▸ WRITTEN REQUEST:
Filter the records for lines holding the string "πρωτ".
◇ ◇ ◇
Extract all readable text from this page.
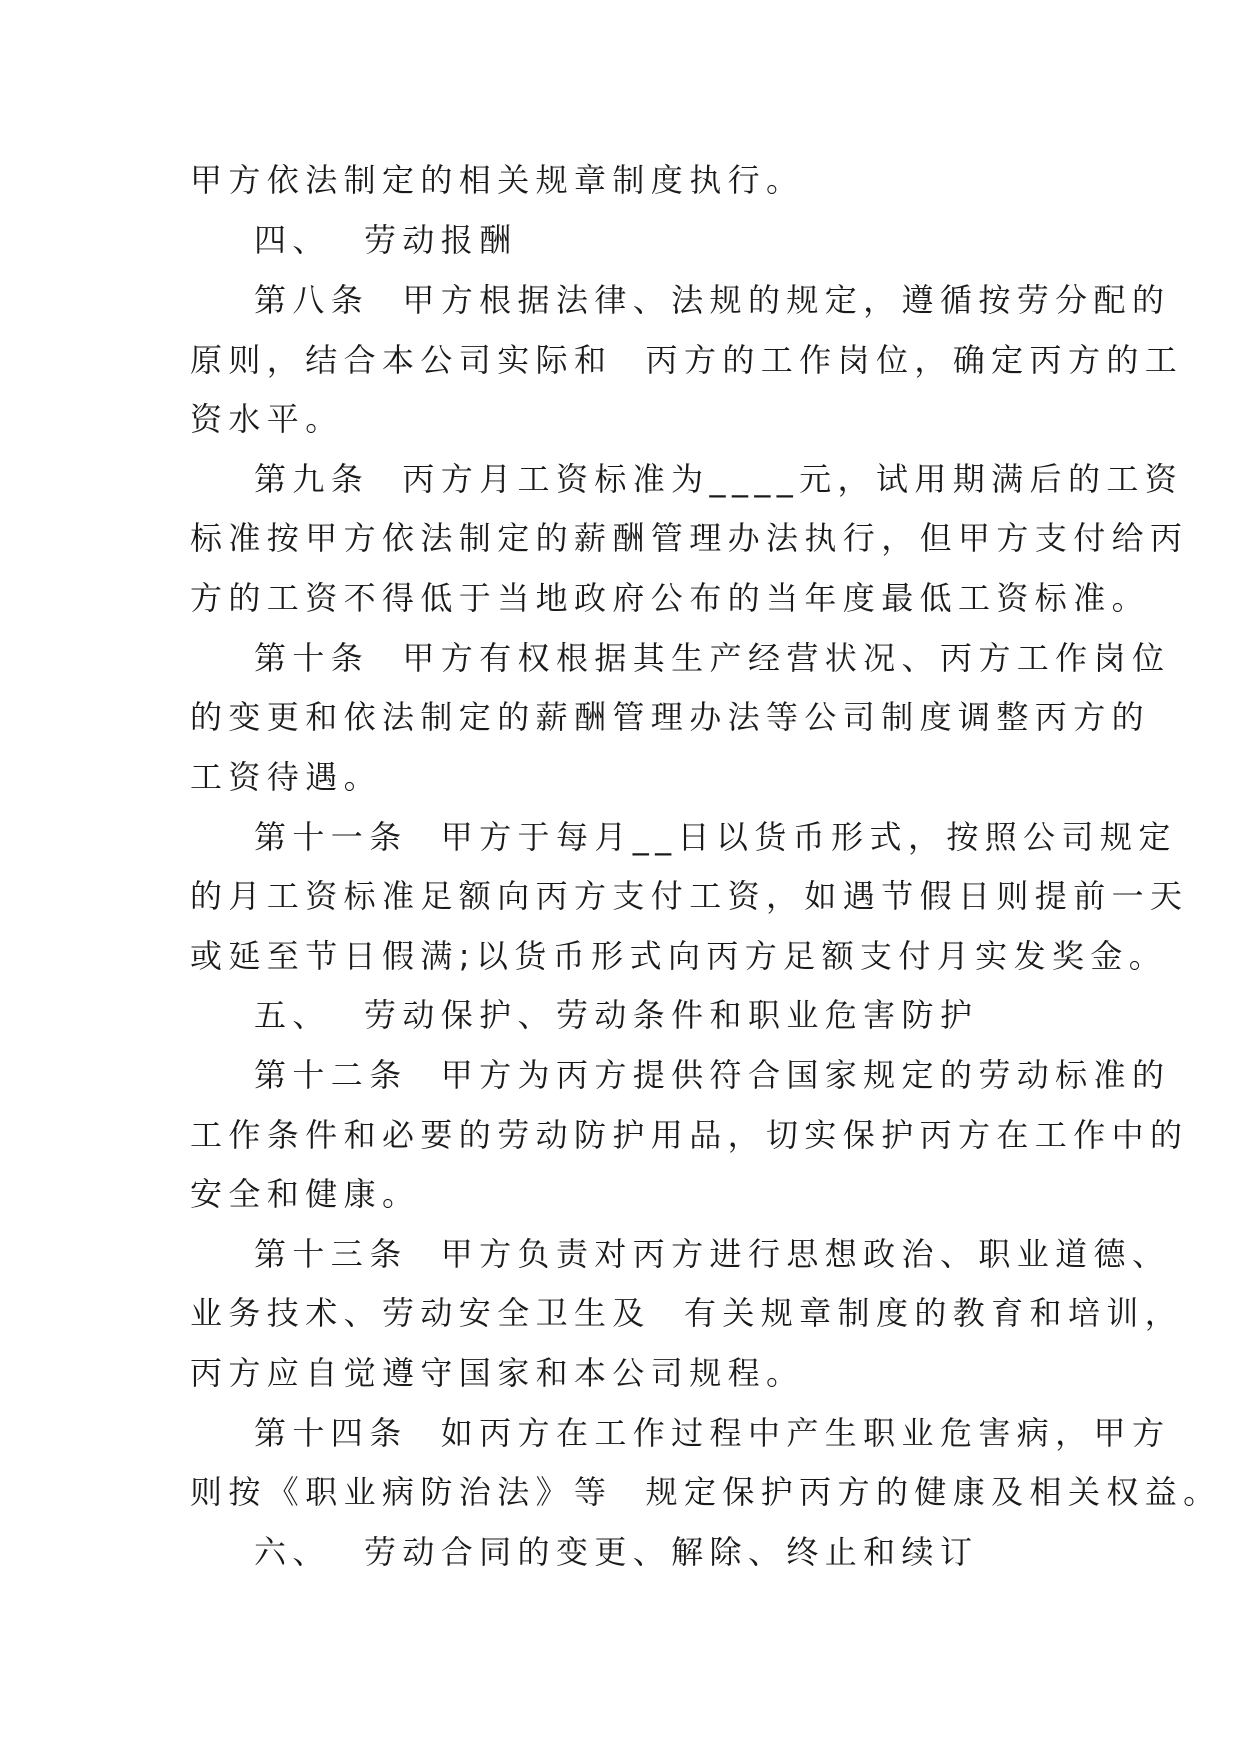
甲方依法制定的相关规章制度执行。

四、  劳动报酬

第八条  甲方根据法律、法规的规定，遵循按劳分配的

原则，结合本公司实际和  丙方的工作岗位，确定丙方的工

资水平。

第九条  丙方月工资标准为____元，试用期满后的工资

标准按甲方依法制定的薪酬管理办法执行，但甲方支付给丙

方的工资不得低于当地政府公布的当年度最低工资标准。

第十条  甲方有权根据其生产经营状况、丙方工作岗位

的变更和依法制定的薪酬管理办法等公司制度调整丙方的

工资待遇。

第十一条  甲方于每月__日以货币形式，按照公司规定

的月工资标准足额向丙方支付工资，如遇节假日则提前一天

或延至节日假满;以货币形式向丙方足额支付月实发奖金。

五、  劳动保护、劳动条件和职业危害防护

第十二条  甲方为丙方提供符合国家规定的劳动标准的

工作条件和必要的劳动防护用品，切实保护丙方在工作中的

安全和健康。

第十三条  甲方负责对丙方进行思想政治、职业道德、

业务技术、劳动安全卫生及  有关规章制度的教育和培训，

丙方应自觉遵守国家和本公司规程。

第十四条  如丙方在工作过程中产生职业危害病，甲方

则按《职业病防治法》等  规定保护丙方的健康及相关权益。

六、  劳动合同的变更、解除、终止和续订
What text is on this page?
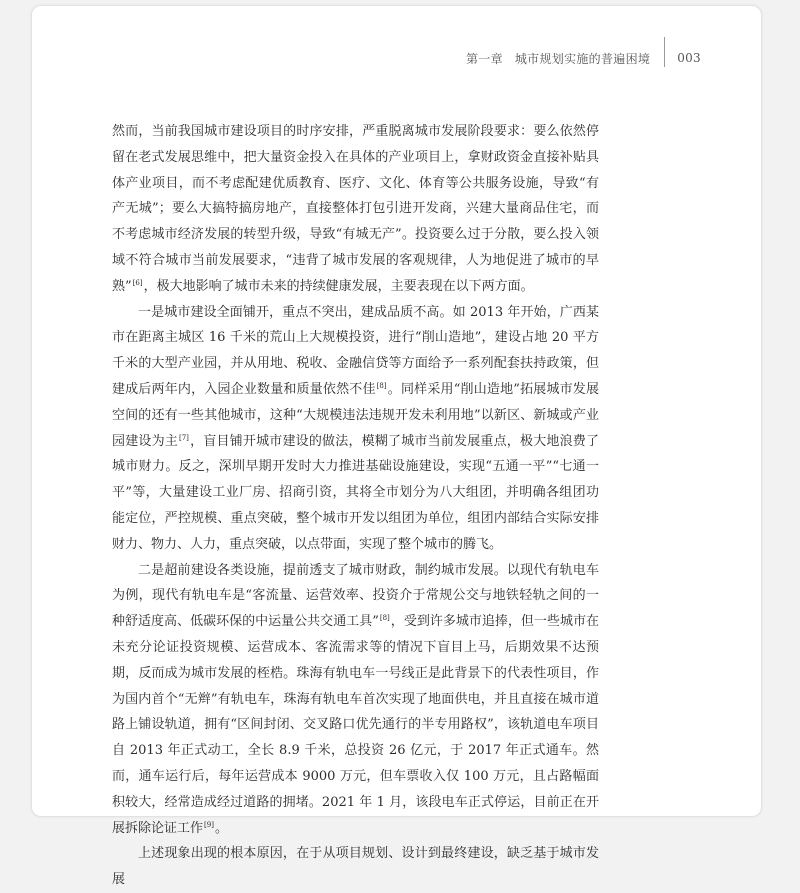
第一章 城市规划实施的普遍困境 003

然而，当前我国城市建设项目的时序安排，严重脱离城市发展阶段要求：要么依然停留在老式发展思维中，把大量资金投入在具体的产业项目上，拿财政资金直接补贴具体产业项目，而不考虑配建优质教育、医疗、文化、体育等公共服务设施，导致“有产无城”；要么大搞特搞房地产，直接整体打包引进开发商，兴建大量商品住宅，而不考虑城市经济发展的转型升级，导致“有城无产”。投资要么过于分散，要么投入领域不符合城市当前发展要求，“违背了城市发展的客观规律，人为地促进了城市的早熟”[6]，极大地影响了城市未来的持续健康发展，主要表现在以下两方面。

一是城市建设全面铺开，重点不突出，建成品质不高。如 2013 年开始，广西某市在距离主城区 16 千米的荒山上大规模投资，进行“削山造地”，建设占地 20 平方千米的大型产业园，并从用地、税收、金融信贷等方面给予一系列配套扶持政策，但建成后两年内，入园企业数量和质量依然不佳[8]。同样采用“削山造地”拓展城市发展空间的还有一些其他城市，这种“大规模违法违规开发未利用地”以新区、新城或产业园建设为主[7]，盲目铺开城市建设的做法，模糊了城市当前发展重点，极大地浪费了城市财力。反之，深圳早期开发时大力推进基础设施建设，实现“五通一平”“七通一平”等，大量建设工业厂房、招商引资，其将全市划分为八大组团，并明确各组团功能定位，严控规模、重点突破，整个城市开发以组团为单位，组团内部结合实际安排财力、物力、人力，重点突破，以点带面，实现了整个城市的腾飞。

二是超前建设各类设施，提前透支了城市财政，制约城市发展。以现代有轨电车为例，现代有轨电车是“客流量、运营效率、投资介于常规公交与地铁轻轨之间的一种舒适度高、低碳环保的中运量公共交通工具”[8]，受到许多城市追捧，但一些城市在未充分论证投资规模、运营成本、客流需求等的情况下盲目上马，后期效果不达预期，反而成为城市发展的桎梏。珠海有轨电车一号线正是此背景下的代表性项目，作为国内首个“无辫”有轨电车，珠海有轨电车首次实现了地面供电，并且直接在城市道路上铺设轨道，拥有“区间封闭、交叉路口优先通行的半专用路权”，该轨道电车项目自 2013 年正式动工，全长 8.9 千米，总投资 26 亿元，于 2017 年正式通车。然而，通车运行后，每年运营成本 9000 万元，但车票收入仅 100 万元，且占路幅面积较大，经常造成经过道路的拥堵。2021 年 1 月，该段电车正式停运，目前正在开展拆除论证工作[9]。

上述现象出现的根本原因，在于从项目规划、设计到最终建设，缺乏基于城市发展
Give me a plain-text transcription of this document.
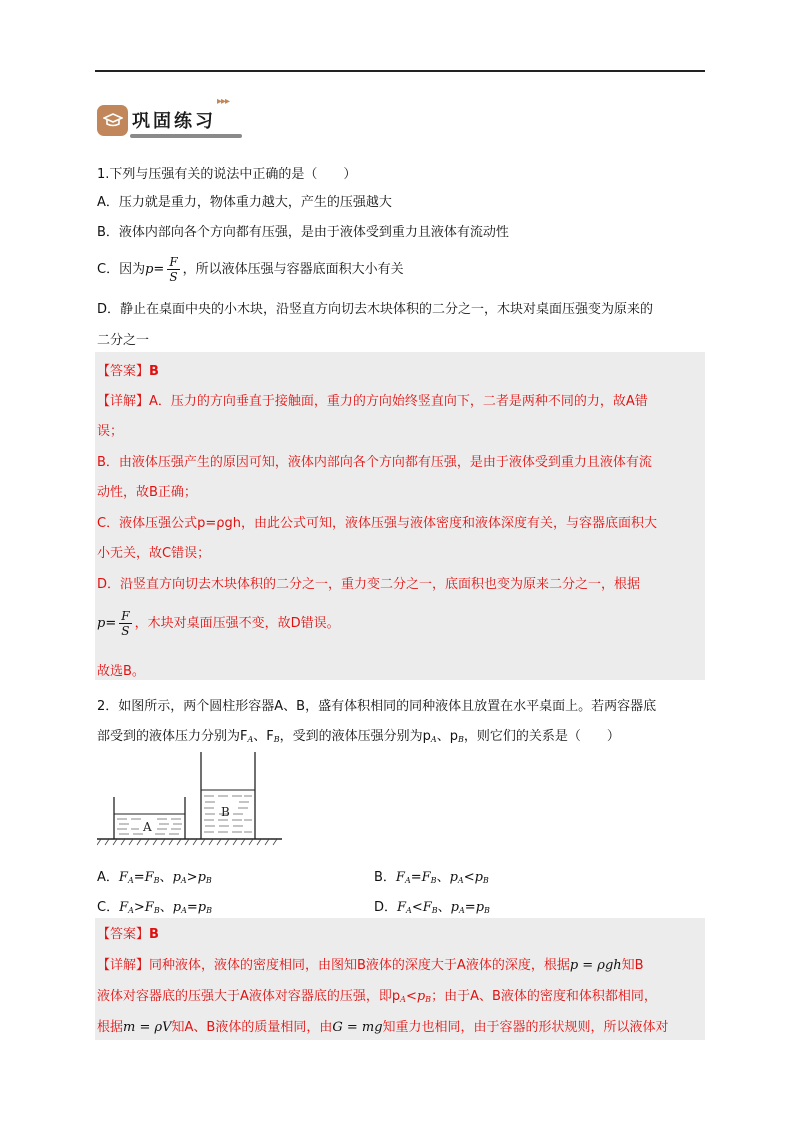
巩固练习
▸▸▸
1.下列与压强有关的说法中正确的是（　　）
A．压力就是重力，物体重力越大，产生的压强越大
B．液体内部向各个方向都有压强，是由于液体受到重力且液体有流动性
C．因为$p= \frac{F}{S}$ ，所以液体压强与容器底面积大小有关
D．静止在桌面中央的小木块，沿竖直方向切去木块体积的二分之一，木块对桌面压强变为原来的
二分之一
【答案】B
【详解】A．压力的方向垂直于接触面，重力的方向始终竖直向下，二者是两种不同的力，故A错
误；
B．由液体压强产生的原因可知，液体内部向各个方向都有压强，是由于液体受到重力且液体有流
动性，故B正确；
C．液体压强公式p=ρgh，由此公式可知，液体压强与液体密度和液体深度有关，与容器底面积大
小无关，故C错误；
D．沿竖直方向切去木块体积的二分之一，重力变二分之一，底面积也变为原来二分之一，根据
$p= \frac{F}{S}$ ，木块对桌面压强不变，故D错误。
故选B。
2．如图所示，两个圆柱形容器A、B，盛有体积相同的同种液体且放置在水平桌面上。若两容器底
部受到的液体压力分别为$F_A$、$F_B$，受到的液体压强分别为$p_A$、$p_B$，则它们的关系是（　　）
A
B
A．$F_A=F_B$、$p_A>p_B$	B．$F_A=F_B$、$p_A<p_B$
C．$F_A>F_B$、$p_A=p_B$	D．$F_A<F_B$、$p_A=p_B$
【答案】B
【详解】同种液体，液体的密度相同，由图知B液体的深度大于A液体的深度，根据p = ρgh知B
液体对容器底的压强大于A液体对容器底的压强，即$p_A<p_B$；由于A、B液体的密度和体积都相同，
根据m = ρV知A、B液体的质量相同，由G = mg知重力也相同，由于容器的形状规则，所以液体对
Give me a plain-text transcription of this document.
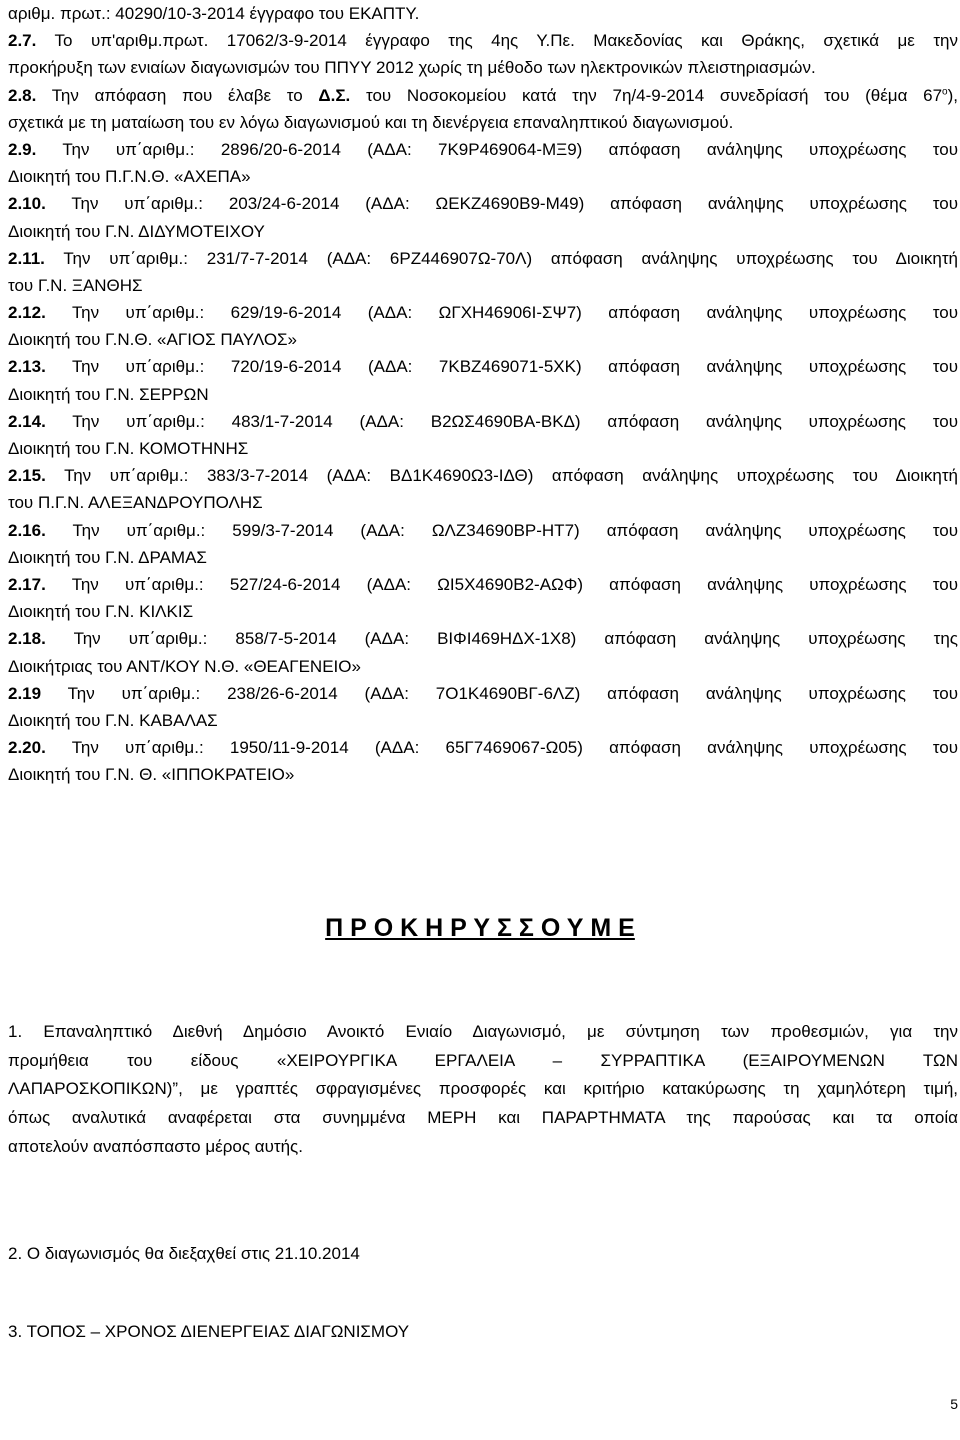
αριθμ. πρωτ.: 40290/10-3-2014 έγγραφο του ΕΚΑΠΤΥ.
2.7. Το υπ'αριθμ.πρωτ. 17062/3-9-2014 έγγραφο της 4ης Υ.Πε. Μακεδονίας και Θράκης, σχετικά με την
προκήρυξη των ενιαίων διαγωνισμών του ΠΠΥΥ 2012 χωρίς τη μέθοδο των ηλεκτρονικών πλειστηριασμών.
2.8. Την απόφαση που έλαβε το Δ.Σ. του Νοσοκομείου κατά την 7η/4-9-2014 συνεδρίασή του (θέμα $67^o$),
σχετικά με τη ματαίωση του εν λόγω διαγωνισμού και τη διενέργεια επαναληπτικού διαγωνισμού.
2.9. Την υπ΄αριθμ.: 2896/20-6-2014 (ΑΔΑ: 7Κ9Ρ469064-ΜΞ9) απόφαση ανάληψης υποχρέωσης του
Διοικητή του Π.Γ.Ν.Θ. «ΑΧΕΠΑ»
2.10. Την υπ΄αριθμ.: 203/24-6-2014 (ΑΔΑ: ΩΕΚΖ4690Β9-Μ49) απόφαση ανάληψης υποχρέωσης του
Διοικητή του Γ.Ν. ΔΙΔΥΜΟΤΕΙΧΟΥ
2.11. Την υπ΄αριθμ.: 231/7-7-2014 (ΑΔΑ: 6ΡΖ446907Ω-70Λ) απόφαση ανάληψης υποχρέωσης του Διοικητή
του Γ.Ν. ΞΑΝΘΗΣ
2.12. Την υπ΄αριθμ.: 629/19-6-2014 (ΑΔΑ: ΩΓΧΗ46906Ι-ΣΨ7) απόφαση ανάληψης υποχρέωσης του
Διοικητή του Γ.Ν.Θ. «ΑΓΙΟΣ ΠΑΥΛΟΣ»
2.13. Την υπ΄αριθμ.: 720/19-6-2014 (ΑΔΑ: 7ΚΒΖ469071-5ΧΚ) απόφαση ανάληψης υποχρέωσης του
Διοικητή του Γ.Ν. ΣΕΡΡΩΝ
2.14. Την υπ΄αριθμ.: 483/1-7-2014 (ΑΔΑ: Β2ΩΣ4690ΒΑ-ΒΚΔ) απόφαση ανάληψης υποχρέωσης του
Διοικητή του Γ.Ν. ΚΟΜΟΤΗΝΗΣ
2.15. Την υπ΄αριθμ.: 383/3-7-2014 (ΑΔΑ: ΒΔ1Κ4690Ω3-ΙΔΘ) απόφαση ανάληψης υποχρέωσης του Διοικητή
του Π.Γ.Ν. ΑΛΕΞΑΝΔΡΟΥΠΟΛΗΣ
2.16. Την υπ΄αριθμ.: 599/3-7-2014 (ΑΔΑ: ΩΛΖ34690ΒΡ-ΗΤ7) απόφαση ανάληψης υποχρέωσης του
Διοικητή του Γ.Ν. ΔΡΑΜΑΣ
2.17. Την υπ΄αριθμ.: 527/24-6-2014 (ΑΔΑ: ΩΙ5Χ4690Β2-ΑΩΦ) απόφαση ανάληψης υποχρέωσης του
Διοικητή του Γ.Ν. ΚΙΛΚΙΣ
2.18. Την υπ΄αριθμ.: 858/7-5-2014 (ΑΔΑ: ΒΙΦΙ469ΗΔΧ-1Χ8) απόφαση ανάληψης υποχρέωσης της
Διοικήτριας του ΑΝΤ/ΚΟΥ Ν.Θ. «ΘΕΑΓΕΝΕΙΟ»
2.19 Την υπ΄αριθμ.: 238/26-6-2014 (ΑΔΑ: 7Ο1Κ4690ΒΓ-6ΛΖ) απόφαση ανάληψης υποχρέωσης του
Διοικητή του Γ.Ν. ΚΑΒΑΛΑΣ
2.20. Την υπ΄αριθμ.: 1950/11-9-2014 (ΑΔΑ: 65Γ7469067-Ω05) απόφαση ανάληψης υποχρέωσης του
Διοικητή του Γ.Ν. Θ. «ΙΠΠΟΚΡΑΤΕΙΟ»
Π Ρ Ο Κ Η Ρ Υ Σ Σ Ο Υ Μ Ε
1. Επαναληπτικό Διεθνή Δημόσιο Ανοικτό Ενιαίο Διαγωνισμό, με σύντμηση των προθεσμιών, για την
προμήθεια του είδους «ΧΕΙΡΟΥΡΓΙΚΑ ΕΡΓΑΛΕΙΑ – ΣΥΡΡΑΠΤΙΚΑ (ΕΞΑΙΡΟΥΜΕΝΩΝ ΤΩΝ
ΛΑΠΑΡΟΣΚΟΠΙΚΩΝ)”, με γραπτές σφραγισμένες προσφορές και κριτήριο κατακύρωσης τη χαμηλότερη τιμή,
όπως αναλυτικά αναφέρεται στα συνημμένα ΜΕΡΗ και ΠΑΡΑΡΤΗΜΑΤΑ της παρούσας και τα οποία
αποτελούν αναπόσπαστο μέρος αυτής.
2. Ο διαγωνισμός θα διεξαχθεί στις 21.10.2014
3. ΤΟΠΟΣ – ΧΡΟΝΟΣ ΔΙΕΝΕΡΓΕΙΑΣ ΔΙΑΓΩΝΙΣΜΟΥ
5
◇ ◇ ◇
▸ ANSWER FOR THE TASK:
αριθμ. πρωτ.: 40290/10-3-2014 έγγραφο του ΕΚΑΠΤΥ.
2.7. Το υπ'αριθμ.πρωτ. 17062/3-9-2014 έγγραφο της 4ης Υ.Πε. Μακεδονίας και Θράκης, σχετικά με την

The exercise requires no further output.